TASK BRIEF
Tally the lines of the listing that contain the string "name". Give the number and nothing else.
·····
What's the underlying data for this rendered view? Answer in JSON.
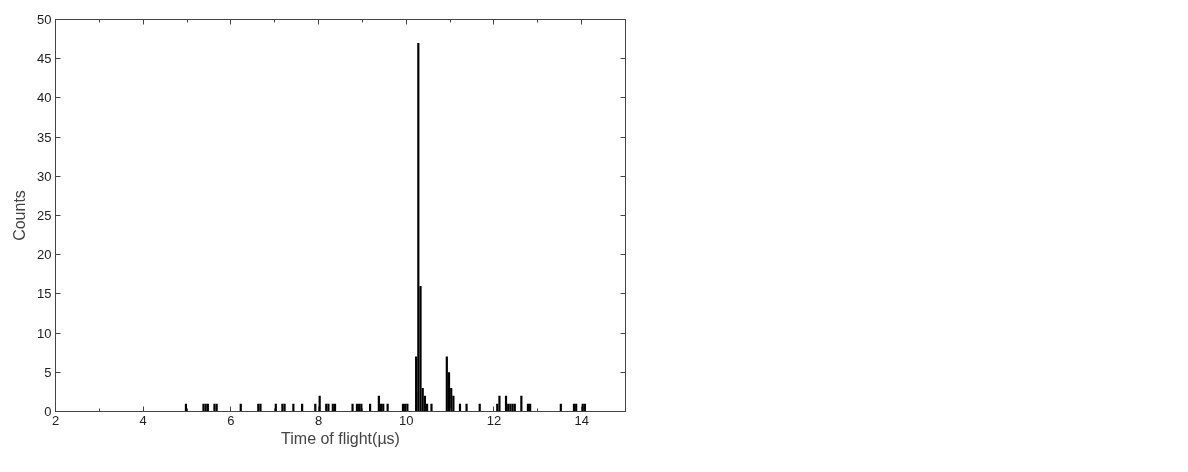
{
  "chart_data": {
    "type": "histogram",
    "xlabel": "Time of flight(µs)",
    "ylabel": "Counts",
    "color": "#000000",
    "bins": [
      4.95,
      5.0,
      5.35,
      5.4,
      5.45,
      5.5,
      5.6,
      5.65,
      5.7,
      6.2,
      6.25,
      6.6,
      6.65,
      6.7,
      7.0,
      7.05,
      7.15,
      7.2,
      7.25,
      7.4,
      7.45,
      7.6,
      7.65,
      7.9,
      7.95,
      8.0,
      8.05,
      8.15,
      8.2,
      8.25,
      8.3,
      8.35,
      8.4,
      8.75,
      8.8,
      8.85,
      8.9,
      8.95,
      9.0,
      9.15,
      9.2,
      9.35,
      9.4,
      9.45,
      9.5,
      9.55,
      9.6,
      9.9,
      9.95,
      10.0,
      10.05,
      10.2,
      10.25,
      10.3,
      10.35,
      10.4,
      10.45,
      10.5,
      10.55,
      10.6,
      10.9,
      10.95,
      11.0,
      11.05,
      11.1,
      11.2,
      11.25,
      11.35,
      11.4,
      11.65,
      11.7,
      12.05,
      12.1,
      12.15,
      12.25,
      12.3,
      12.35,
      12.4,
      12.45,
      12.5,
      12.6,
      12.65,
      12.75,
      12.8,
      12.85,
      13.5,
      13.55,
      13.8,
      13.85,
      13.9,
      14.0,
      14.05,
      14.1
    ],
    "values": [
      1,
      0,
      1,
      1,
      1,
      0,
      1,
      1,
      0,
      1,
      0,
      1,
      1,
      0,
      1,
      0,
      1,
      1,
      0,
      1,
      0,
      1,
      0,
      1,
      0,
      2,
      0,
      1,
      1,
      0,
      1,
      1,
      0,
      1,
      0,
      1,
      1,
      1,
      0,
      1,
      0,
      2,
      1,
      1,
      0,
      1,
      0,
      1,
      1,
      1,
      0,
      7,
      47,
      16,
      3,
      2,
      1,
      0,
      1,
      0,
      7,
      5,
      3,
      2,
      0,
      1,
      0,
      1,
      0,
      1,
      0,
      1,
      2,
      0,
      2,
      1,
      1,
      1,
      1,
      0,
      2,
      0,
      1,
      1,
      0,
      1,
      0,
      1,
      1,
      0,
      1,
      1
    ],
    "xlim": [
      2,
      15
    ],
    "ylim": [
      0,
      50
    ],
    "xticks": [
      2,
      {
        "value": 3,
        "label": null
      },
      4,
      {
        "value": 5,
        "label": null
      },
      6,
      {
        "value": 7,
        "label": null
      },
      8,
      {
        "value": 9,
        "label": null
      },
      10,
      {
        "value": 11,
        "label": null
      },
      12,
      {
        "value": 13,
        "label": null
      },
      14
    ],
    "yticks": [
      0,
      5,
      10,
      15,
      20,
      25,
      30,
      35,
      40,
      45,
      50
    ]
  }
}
·····
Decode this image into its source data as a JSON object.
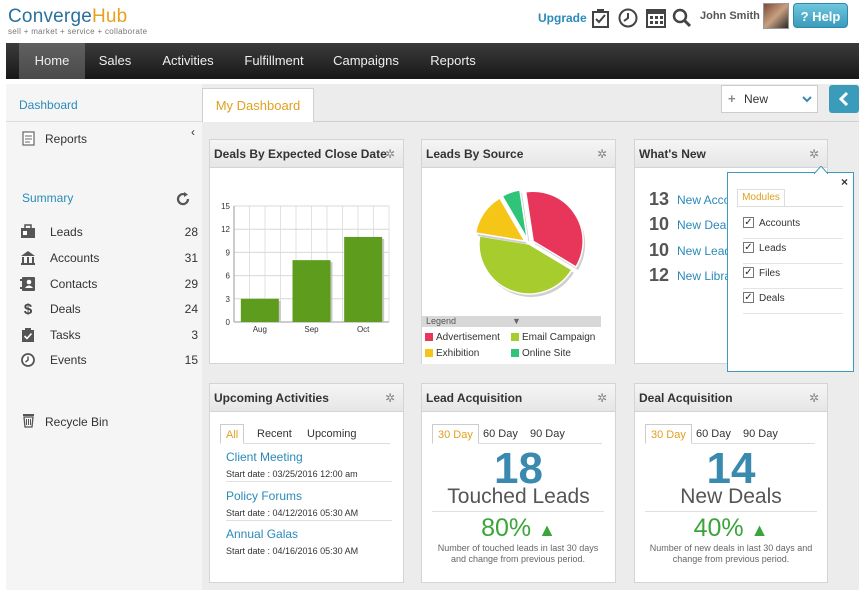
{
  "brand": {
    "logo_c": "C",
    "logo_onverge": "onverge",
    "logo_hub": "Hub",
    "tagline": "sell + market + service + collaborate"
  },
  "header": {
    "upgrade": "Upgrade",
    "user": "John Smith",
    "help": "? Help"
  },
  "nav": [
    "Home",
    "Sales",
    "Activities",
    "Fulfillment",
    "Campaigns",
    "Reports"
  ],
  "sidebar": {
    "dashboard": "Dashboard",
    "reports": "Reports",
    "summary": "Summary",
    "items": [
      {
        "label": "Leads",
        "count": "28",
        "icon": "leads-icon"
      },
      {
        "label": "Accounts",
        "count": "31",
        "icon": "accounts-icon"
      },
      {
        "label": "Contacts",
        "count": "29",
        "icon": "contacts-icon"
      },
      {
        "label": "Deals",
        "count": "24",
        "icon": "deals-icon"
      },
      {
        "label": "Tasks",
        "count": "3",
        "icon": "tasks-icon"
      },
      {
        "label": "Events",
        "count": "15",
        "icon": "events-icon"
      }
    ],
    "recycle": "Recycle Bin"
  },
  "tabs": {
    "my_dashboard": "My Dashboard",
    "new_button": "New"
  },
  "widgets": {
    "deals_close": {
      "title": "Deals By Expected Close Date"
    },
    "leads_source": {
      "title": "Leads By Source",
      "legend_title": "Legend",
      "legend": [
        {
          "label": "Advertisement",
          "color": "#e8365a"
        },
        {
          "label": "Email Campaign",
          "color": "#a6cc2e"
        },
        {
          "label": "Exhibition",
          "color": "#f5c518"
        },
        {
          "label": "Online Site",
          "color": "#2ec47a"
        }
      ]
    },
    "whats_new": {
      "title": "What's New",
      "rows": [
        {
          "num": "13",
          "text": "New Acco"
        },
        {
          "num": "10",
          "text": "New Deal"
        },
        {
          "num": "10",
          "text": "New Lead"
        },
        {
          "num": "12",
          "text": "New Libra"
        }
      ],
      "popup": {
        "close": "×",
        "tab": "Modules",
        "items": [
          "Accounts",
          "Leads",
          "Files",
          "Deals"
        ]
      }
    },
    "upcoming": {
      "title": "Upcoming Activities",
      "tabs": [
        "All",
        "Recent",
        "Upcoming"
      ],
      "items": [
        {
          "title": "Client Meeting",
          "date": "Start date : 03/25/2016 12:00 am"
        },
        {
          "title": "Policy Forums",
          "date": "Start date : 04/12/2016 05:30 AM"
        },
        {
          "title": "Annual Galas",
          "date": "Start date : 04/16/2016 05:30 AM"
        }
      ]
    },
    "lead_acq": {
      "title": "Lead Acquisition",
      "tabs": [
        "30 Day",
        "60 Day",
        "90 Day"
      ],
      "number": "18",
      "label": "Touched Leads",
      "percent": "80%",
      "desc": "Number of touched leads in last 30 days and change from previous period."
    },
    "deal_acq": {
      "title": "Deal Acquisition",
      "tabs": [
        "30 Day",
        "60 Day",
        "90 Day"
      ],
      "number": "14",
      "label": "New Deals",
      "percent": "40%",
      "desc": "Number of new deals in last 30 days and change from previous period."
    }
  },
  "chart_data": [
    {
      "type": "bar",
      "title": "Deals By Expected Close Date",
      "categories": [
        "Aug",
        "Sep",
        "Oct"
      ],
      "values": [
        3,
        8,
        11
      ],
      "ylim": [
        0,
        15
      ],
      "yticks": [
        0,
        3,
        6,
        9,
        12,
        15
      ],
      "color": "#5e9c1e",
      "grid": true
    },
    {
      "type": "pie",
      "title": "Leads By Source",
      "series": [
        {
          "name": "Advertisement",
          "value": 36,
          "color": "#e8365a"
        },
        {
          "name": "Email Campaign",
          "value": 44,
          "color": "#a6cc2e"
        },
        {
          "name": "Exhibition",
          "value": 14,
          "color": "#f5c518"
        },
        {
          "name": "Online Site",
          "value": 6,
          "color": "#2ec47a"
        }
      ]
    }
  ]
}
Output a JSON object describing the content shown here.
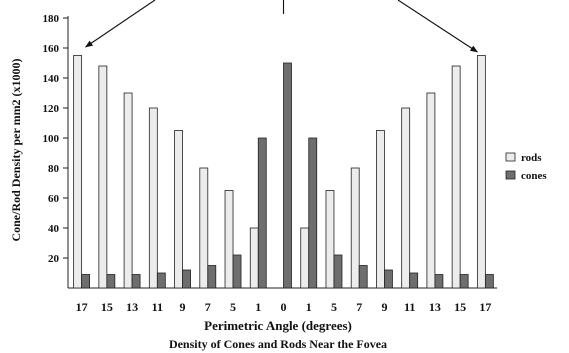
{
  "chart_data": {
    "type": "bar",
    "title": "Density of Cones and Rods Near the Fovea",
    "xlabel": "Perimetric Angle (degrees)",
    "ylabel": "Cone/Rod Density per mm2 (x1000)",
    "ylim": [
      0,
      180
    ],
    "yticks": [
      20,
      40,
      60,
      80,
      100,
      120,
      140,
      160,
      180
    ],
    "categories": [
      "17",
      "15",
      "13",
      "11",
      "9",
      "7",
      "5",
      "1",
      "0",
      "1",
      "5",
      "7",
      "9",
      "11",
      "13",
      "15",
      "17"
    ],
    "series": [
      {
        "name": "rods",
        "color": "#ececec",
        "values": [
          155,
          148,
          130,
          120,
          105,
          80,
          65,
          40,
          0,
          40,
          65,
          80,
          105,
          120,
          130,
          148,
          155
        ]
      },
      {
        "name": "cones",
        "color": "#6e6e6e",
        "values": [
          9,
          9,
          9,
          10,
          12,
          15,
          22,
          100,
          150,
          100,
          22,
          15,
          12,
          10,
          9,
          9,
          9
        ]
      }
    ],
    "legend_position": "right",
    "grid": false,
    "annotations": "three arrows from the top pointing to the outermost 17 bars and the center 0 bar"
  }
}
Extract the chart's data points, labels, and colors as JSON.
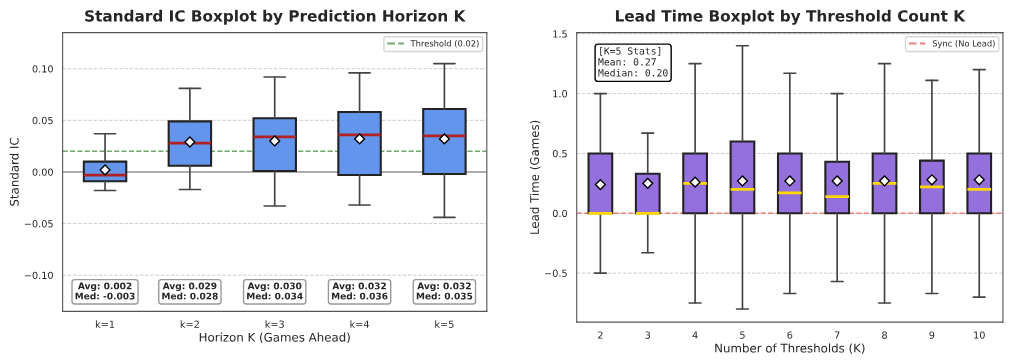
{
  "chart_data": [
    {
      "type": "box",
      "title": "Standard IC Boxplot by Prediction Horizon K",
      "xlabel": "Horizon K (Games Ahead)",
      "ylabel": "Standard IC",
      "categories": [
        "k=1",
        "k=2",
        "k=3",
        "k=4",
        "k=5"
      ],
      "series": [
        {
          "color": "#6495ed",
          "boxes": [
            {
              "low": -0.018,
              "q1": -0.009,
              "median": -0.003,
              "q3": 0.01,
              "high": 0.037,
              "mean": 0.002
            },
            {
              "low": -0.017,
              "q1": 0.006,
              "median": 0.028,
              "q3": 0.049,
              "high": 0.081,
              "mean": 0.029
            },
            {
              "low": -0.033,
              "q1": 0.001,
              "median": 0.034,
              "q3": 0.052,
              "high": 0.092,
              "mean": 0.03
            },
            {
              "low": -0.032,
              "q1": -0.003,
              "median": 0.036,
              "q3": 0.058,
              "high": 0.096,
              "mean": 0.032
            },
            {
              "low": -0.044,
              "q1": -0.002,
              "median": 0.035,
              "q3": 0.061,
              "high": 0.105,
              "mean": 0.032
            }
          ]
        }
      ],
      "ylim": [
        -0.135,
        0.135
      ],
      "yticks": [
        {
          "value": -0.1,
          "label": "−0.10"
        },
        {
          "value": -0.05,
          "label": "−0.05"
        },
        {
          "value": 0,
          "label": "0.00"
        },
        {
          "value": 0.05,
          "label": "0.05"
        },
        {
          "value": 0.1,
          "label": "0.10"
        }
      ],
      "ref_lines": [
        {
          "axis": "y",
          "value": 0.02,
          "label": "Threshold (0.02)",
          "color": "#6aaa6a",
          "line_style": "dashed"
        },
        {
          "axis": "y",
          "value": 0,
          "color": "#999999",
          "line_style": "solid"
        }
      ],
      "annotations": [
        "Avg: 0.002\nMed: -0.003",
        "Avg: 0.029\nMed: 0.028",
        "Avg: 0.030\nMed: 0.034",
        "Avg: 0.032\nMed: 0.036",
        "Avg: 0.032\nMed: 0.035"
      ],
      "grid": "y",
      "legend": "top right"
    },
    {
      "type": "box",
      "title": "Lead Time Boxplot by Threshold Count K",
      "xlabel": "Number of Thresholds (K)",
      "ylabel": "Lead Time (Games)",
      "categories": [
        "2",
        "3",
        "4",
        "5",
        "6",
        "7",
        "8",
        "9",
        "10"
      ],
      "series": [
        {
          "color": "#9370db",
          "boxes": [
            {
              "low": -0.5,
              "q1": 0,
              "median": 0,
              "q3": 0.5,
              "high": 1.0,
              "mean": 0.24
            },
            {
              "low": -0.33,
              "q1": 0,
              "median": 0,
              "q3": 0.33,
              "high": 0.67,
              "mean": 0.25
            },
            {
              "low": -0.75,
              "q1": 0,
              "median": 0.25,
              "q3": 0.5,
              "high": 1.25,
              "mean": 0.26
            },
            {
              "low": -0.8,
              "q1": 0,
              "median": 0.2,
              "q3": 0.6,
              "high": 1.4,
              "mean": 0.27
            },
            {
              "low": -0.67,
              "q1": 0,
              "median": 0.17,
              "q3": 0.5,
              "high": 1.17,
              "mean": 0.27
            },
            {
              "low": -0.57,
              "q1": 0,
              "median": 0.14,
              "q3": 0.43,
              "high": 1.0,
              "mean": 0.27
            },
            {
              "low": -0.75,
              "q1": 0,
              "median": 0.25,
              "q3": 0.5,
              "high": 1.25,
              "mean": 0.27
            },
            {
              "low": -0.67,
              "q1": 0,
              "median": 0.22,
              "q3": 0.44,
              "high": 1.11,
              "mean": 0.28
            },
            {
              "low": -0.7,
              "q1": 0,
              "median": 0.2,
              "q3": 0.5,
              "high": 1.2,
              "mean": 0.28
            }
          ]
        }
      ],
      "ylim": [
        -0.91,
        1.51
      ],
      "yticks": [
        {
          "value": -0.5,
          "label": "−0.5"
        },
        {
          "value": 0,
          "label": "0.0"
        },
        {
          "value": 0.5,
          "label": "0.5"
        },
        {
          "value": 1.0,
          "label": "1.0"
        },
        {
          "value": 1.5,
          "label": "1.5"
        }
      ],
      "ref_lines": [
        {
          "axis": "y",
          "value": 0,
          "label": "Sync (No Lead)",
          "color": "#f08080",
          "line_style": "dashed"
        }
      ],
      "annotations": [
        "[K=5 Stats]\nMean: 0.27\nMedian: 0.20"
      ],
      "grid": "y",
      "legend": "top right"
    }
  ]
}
·····
EXPECTED ANSWER
6